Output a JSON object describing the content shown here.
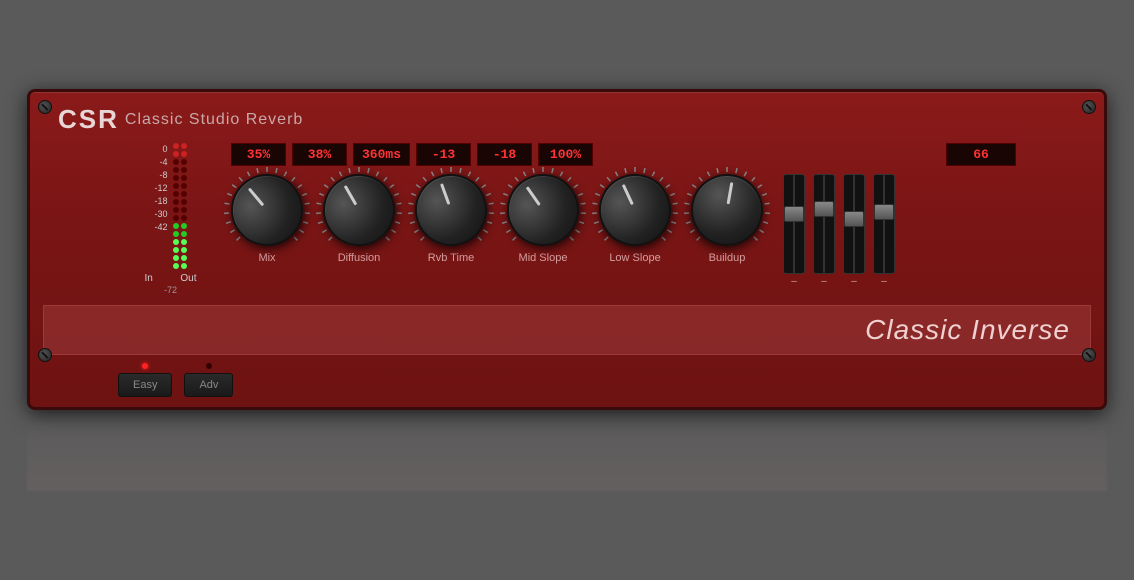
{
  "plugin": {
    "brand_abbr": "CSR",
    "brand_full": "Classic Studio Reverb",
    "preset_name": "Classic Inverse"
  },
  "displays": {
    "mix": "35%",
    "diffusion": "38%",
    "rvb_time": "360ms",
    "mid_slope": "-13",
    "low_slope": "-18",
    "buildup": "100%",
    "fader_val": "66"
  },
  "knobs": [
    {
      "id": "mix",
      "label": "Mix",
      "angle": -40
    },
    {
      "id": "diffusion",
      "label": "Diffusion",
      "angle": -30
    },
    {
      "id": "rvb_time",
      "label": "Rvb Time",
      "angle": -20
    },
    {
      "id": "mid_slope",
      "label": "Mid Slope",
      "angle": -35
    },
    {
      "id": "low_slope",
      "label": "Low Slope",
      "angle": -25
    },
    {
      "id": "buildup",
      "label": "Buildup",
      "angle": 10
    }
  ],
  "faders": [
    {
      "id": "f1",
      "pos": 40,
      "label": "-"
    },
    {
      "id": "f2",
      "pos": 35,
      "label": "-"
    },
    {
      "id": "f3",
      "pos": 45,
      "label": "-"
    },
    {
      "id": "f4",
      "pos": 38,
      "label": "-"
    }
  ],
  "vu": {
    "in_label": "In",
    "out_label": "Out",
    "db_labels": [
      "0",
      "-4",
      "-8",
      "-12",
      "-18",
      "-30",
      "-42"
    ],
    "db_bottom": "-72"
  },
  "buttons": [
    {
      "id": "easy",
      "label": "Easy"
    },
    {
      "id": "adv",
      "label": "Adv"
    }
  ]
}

---------------

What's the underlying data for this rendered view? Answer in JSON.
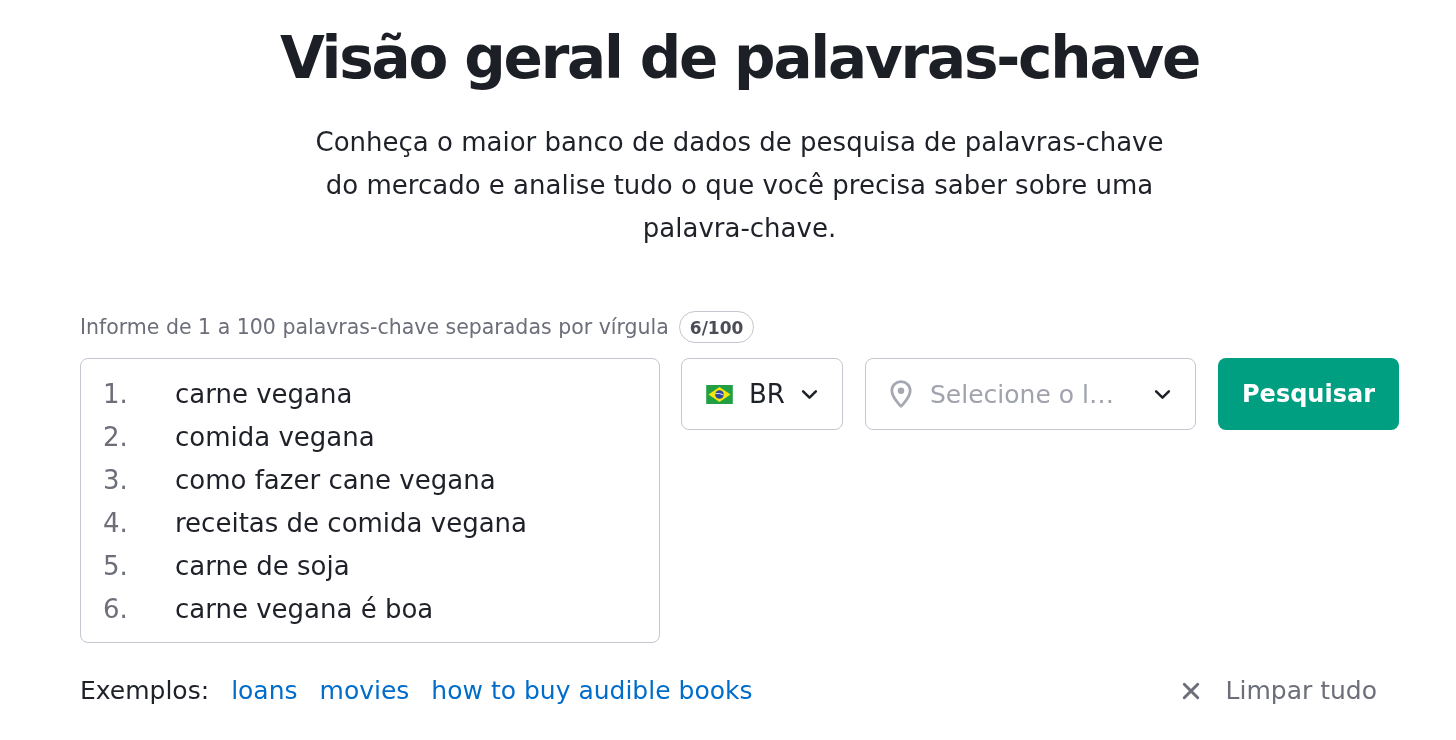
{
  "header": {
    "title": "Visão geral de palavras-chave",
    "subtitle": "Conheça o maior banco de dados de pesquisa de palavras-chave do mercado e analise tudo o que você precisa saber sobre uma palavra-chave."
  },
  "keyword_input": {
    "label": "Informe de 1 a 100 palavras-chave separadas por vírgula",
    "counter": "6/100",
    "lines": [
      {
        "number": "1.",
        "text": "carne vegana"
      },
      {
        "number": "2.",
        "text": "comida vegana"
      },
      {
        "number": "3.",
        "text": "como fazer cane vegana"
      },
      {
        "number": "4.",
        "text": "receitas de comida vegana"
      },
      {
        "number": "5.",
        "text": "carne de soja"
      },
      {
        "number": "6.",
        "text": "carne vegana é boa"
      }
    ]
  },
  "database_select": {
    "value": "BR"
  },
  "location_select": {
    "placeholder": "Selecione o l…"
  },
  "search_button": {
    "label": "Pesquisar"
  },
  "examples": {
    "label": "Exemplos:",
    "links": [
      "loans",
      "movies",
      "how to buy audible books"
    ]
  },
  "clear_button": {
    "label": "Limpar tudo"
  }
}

---------------

**INSTRUCTION**
Where a line in the entries holds the word "chave", copy that line.

**FULL SOLUTION**
    "title": "Visão geral de palavras-chave",
    "subtitle": "Conheça o maior banco de dados de pesquisa de palavras-chave do mercado e analise tudo o que você precisa saber sobre uma palavra-chave."
    "label": "Informe de 1 a 100 palavras-chave separadas por vírgula",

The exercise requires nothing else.